_Goal_:
Only the pictures are omitted; repeat all other data exactly.

_Records provided_:
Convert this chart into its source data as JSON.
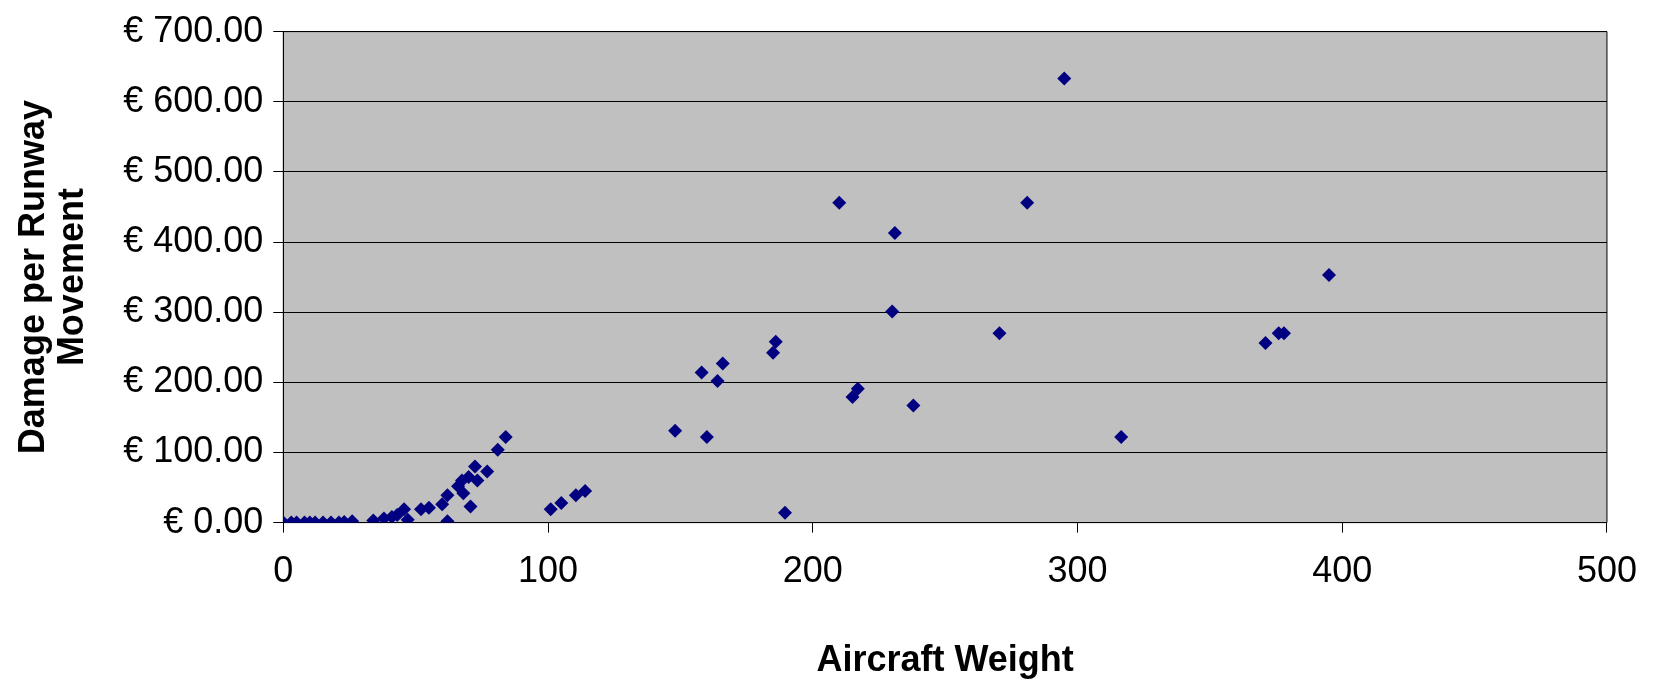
{
  "chart_data": {
    "type": "scatter",
    "xlabel": "Aircraft Weight",
    "ylabel": "Damage per Runway Movement",
    "marker": "diamond",
    "grid": "y",
    "legend": false,
    "xlim": [
      0,
      500
    ],
    "xticks": [
      0,
      100,
      200,
      300,
      400,
      500
    ],
    "ylim": [
      0,
      700
    ],
    "yticks": [
      {
        "value": 0,
        "label": "€ 0.00"
      },
      {
        "value": 100,
        "label": "€ 100.00"
      },
      {
        "value": 200,
        "label": "€ 200.00"
      },
      {
        "value": 300,
        "label": "€ 300.00"
      },
      {
        "value": 400,
        "label": "€ 400.00"
      },
      {
        "value": 500,
        "label": "€ 500.00"
      },
      {
        "value": 600,
        "label": "€ 600.00"
      },
      {
        "value": 700,
        "label": "€ 700.00"
      }
    ],
    "series": [
      {
        "color": "#000080",
        "x": [
          0,
          3,
          5,
          8,
          10,
          12,
          15,
          18,
          21,
          23,
          26,
          34,
          38,
          41,
          43,
          45.6,
          47,
          52,
          55,
          60,
          62,
          62,
          66,
          67.5,
          68,
          70,
          70.7,
          72.4,
          73.3,
          77,
          81,
          84,
          101,
          105,
          110.5,
          114,
          148,
          158,
          160,
          164,
          166,
          185,
          186,
          189.5,
          210,
          215,
          217,
          230,
          231,
          238,
          270.5,
          281,
          295,
          316.5,
          371,
          376,
          378,
          395
        ],
        "values": [
          0,
          0,
          0,
          0,
          0,
          0,
          0,
          0,
          0,
          1,
          2,
          3,
          6,
          8,
          11,
          19,
          4,
          19,
          21,
          26,
          39,
          2,
          52,
          60,
          42,
          65,
          23,
          80,
          60,
          73,
          104,
          122,
          19,
          28,
          39,
          45,
          131,
          214,
          122,
          202,
          227,
          242,
          258,
          14,
          456,
          179,
          191,
          301,
          413,
          167,
          270,
          456,
          633,
          122,
          256,
          270,
          270,
          353
        ]
      }
    ]
  }
}
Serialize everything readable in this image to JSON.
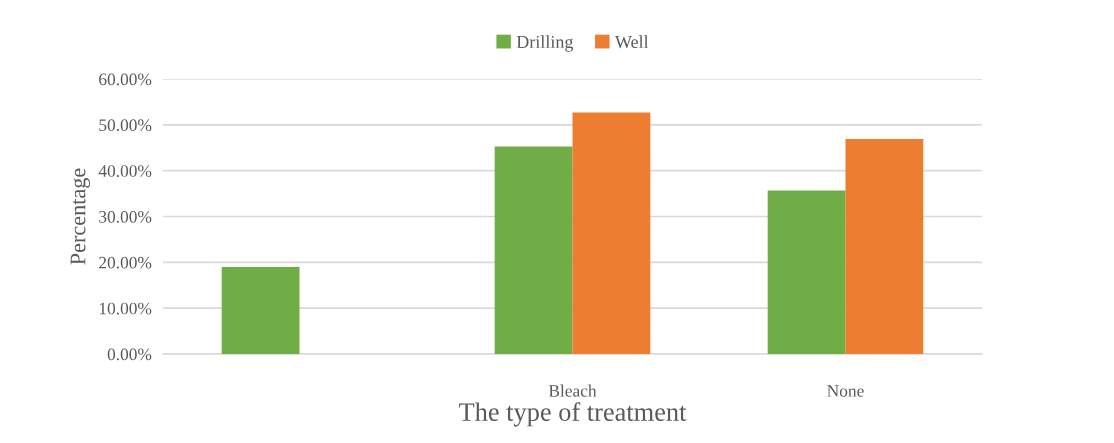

_Reply_:
Convert this chart into its source data as JSON.
{
  "chart_data": {
    "type": "scatter",
    "xlabel": "Aircraft Weight",
    "ylabel": "Damage per Runway Movement",
    "marker": "diamond",
    "grid": "y",
    "legend": false,
    "xlim": [
      0,
      500
    ],
    "xticks": [
      0,
      100,
      200,
      300,
      400,
      500
    ],
    "ylim": [
      0,
      700
    ],
    "yticks": [
      {
        "value": 0,
        "label": "€ 0.00"
      },
      {
        "value": 100,
        "label": "€ 100.00"
      },
      {
        "value": 200,
        "label": "€ 200.00"
      },
      {
        "value": 300,
        "label": "€ 300.00"
      },
      {
        "value": 400,
        "label": "€ 400.00"
      },
      {
        "value": 500,
        "label": "€ 500.00"
      },
      {
        "value": 600,
        "label": "€ 600.00"
      },
      {
        "value": 700,
        "label": "€ 700.00"
      }
    ],
    "series": [
      {
        "color": "#000080",
        "x": [
          0,
          3,
          5,
          8,
          10,
          12,
          15,
          18,
          21,
          23,
          26,
          34,
          38,
          41,
          43,
          45.6,
          47,
          52,
          55,
          60,
          62,
          62,
          66,
          67.5,
          68,
          70,
          70.7,
          72.4,
          73.3,
          77,
          81,
          84,
          101,
          105,
          110.5,
          114,
          148,
          158,
          160,
          164,
          166,
          185,
          186,
          189.5,
          210,
          215,
          217,
          230,
          231,
          238,
          270.5,
          281,
          295,
          316.5,
          371,
          376,
          378,
          395
        ],
        "values": [
          0,
          0,
          0,
          0,
          0,
          0,
          0,
          0,
          0,
          1,
          2,
          3,
          6,
          8,
          11,
          19,
          4,
          19,
          21,
          26,
          39,
          2,
          52,
          60,
          42,
          65,
          23,
          80,
          60,
          73,
          104,
          122,
          19,
          28,
          39,
          45,
          131,
          214,
          122,
          202,
          227,
          242,
          258,
          14,
          456,
          179,
          191,
          301,
          413,
          167,
          270,
          456,
          633,
          122,
          256,
          270,
          270,
          353
        ]
      }
    ]
  }
}
Serialize everything readable in this image to JSON.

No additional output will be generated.